### GIVEN REQUEST:
Collect every line of the records below that contains the word "Studies".

### DATASET RECORDS:
-- START --

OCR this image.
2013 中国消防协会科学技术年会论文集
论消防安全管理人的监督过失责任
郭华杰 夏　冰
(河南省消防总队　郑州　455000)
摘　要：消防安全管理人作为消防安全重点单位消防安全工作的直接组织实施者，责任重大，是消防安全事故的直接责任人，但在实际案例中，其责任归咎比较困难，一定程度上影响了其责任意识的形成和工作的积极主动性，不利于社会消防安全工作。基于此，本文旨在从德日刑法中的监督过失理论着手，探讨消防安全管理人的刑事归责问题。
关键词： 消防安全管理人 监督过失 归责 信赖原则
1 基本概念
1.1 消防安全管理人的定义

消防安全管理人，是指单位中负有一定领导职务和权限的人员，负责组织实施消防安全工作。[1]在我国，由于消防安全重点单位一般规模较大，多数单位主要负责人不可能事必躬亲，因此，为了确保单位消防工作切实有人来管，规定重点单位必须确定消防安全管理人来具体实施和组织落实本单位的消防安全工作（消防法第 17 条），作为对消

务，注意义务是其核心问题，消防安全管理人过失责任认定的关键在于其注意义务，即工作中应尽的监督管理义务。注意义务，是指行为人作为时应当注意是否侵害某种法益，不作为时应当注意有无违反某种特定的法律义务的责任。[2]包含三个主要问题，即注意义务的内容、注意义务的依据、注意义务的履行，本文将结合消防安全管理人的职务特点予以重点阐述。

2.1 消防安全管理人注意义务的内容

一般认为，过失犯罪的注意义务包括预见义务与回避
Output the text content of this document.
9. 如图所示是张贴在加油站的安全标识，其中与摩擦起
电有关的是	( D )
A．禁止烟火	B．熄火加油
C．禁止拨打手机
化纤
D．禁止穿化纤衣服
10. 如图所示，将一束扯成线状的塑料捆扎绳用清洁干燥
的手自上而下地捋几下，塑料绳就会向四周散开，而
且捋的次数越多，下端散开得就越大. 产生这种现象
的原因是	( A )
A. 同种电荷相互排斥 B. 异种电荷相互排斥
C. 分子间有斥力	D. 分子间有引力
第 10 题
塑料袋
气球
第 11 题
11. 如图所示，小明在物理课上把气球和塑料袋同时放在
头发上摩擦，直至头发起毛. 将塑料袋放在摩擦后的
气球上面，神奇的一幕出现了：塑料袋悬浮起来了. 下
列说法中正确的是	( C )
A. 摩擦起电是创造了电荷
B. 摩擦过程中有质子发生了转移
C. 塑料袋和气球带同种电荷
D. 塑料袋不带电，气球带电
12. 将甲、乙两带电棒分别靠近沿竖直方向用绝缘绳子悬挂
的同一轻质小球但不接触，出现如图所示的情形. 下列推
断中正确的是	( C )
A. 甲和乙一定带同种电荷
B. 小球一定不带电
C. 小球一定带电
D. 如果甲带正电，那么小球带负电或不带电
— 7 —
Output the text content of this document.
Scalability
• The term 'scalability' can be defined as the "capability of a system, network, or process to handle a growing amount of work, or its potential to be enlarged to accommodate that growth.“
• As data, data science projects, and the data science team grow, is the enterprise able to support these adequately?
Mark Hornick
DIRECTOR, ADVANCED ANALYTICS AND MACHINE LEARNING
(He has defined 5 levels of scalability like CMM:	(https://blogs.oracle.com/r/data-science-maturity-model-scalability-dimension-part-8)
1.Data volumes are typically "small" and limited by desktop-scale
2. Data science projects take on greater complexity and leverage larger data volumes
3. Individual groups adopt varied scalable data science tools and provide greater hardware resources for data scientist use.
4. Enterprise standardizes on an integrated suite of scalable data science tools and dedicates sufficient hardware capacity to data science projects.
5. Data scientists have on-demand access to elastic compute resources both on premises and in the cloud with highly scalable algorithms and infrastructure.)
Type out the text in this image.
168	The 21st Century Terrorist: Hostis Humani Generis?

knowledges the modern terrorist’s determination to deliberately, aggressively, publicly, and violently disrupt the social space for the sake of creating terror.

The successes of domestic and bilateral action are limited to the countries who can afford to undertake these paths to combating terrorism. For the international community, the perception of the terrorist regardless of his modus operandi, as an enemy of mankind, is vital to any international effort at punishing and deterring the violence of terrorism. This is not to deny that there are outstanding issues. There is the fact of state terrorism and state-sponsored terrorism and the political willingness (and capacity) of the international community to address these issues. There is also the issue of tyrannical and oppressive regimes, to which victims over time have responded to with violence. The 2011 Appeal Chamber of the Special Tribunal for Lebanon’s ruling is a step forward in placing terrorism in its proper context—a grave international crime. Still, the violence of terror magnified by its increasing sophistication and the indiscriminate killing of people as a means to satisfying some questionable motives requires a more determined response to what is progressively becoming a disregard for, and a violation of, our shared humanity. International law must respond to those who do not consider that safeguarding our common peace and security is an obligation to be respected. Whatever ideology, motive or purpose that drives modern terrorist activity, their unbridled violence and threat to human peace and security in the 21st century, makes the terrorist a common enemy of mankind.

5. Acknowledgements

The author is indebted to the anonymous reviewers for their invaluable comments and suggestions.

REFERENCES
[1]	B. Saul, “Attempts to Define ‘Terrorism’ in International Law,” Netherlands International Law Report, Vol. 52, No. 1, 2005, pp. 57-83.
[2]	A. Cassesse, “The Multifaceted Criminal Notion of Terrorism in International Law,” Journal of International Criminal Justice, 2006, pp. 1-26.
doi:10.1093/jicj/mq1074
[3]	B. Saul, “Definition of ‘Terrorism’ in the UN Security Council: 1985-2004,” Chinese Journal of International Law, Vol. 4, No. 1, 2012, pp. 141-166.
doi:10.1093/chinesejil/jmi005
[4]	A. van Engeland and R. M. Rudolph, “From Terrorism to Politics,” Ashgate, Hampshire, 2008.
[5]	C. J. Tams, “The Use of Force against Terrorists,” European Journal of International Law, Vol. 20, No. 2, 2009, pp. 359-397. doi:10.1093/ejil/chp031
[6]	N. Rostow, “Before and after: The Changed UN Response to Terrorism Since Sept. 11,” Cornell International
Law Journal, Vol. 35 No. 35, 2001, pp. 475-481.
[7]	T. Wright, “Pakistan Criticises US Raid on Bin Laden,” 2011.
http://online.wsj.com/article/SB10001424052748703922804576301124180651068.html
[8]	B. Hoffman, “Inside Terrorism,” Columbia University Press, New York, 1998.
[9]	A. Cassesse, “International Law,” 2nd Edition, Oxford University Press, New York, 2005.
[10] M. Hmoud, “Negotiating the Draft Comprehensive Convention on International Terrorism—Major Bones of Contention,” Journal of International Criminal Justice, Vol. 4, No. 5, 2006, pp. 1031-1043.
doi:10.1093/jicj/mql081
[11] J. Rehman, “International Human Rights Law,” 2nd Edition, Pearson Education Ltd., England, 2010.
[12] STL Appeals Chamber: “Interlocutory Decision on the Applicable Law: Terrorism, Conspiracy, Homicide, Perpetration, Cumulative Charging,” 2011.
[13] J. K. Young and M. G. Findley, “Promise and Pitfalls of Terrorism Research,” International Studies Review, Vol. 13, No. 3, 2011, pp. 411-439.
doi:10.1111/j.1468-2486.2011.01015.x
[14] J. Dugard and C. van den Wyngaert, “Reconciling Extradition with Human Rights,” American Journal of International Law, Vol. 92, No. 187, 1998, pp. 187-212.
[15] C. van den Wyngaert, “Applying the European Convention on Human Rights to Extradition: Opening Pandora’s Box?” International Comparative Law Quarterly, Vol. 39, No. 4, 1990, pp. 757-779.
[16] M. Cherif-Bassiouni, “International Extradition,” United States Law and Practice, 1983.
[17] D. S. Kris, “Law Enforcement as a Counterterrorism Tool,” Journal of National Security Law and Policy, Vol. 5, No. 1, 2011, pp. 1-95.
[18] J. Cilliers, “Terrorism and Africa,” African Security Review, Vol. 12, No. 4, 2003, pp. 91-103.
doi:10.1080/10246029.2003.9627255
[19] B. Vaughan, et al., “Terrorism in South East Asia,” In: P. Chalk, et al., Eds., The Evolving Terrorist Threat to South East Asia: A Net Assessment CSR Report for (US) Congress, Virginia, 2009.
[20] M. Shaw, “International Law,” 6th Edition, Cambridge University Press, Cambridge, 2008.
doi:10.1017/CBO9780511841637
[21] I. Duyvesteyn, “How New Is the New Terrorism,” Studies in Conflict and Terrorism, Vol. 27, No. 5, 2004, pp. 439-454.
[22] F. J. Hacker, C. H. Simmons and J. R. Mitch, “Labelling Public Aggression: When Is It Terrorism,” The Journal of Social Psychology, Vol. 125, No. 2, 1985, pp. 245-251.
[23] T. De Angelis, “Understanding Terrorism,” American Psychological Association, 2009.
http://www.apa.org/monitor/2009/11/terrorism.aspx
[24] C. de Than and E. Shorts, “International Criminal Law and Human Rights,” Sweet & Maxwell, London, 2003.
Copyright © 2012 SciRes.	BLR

-- END --

### SOLUTION TO THE PROBLEM:
[13] J. K. Young and M. G. Findley, “Promise and Pitfalls of Terrorism Research,” International Studies Review, Vol. 13, No. 3, 2011, pp. 411-439.
[21] I. Duyvesteyn, “How New Is the New Terrorism,” Studies in Conflict and Terrorism, Vol. 27, No. 5, 2004, pp. 439-454.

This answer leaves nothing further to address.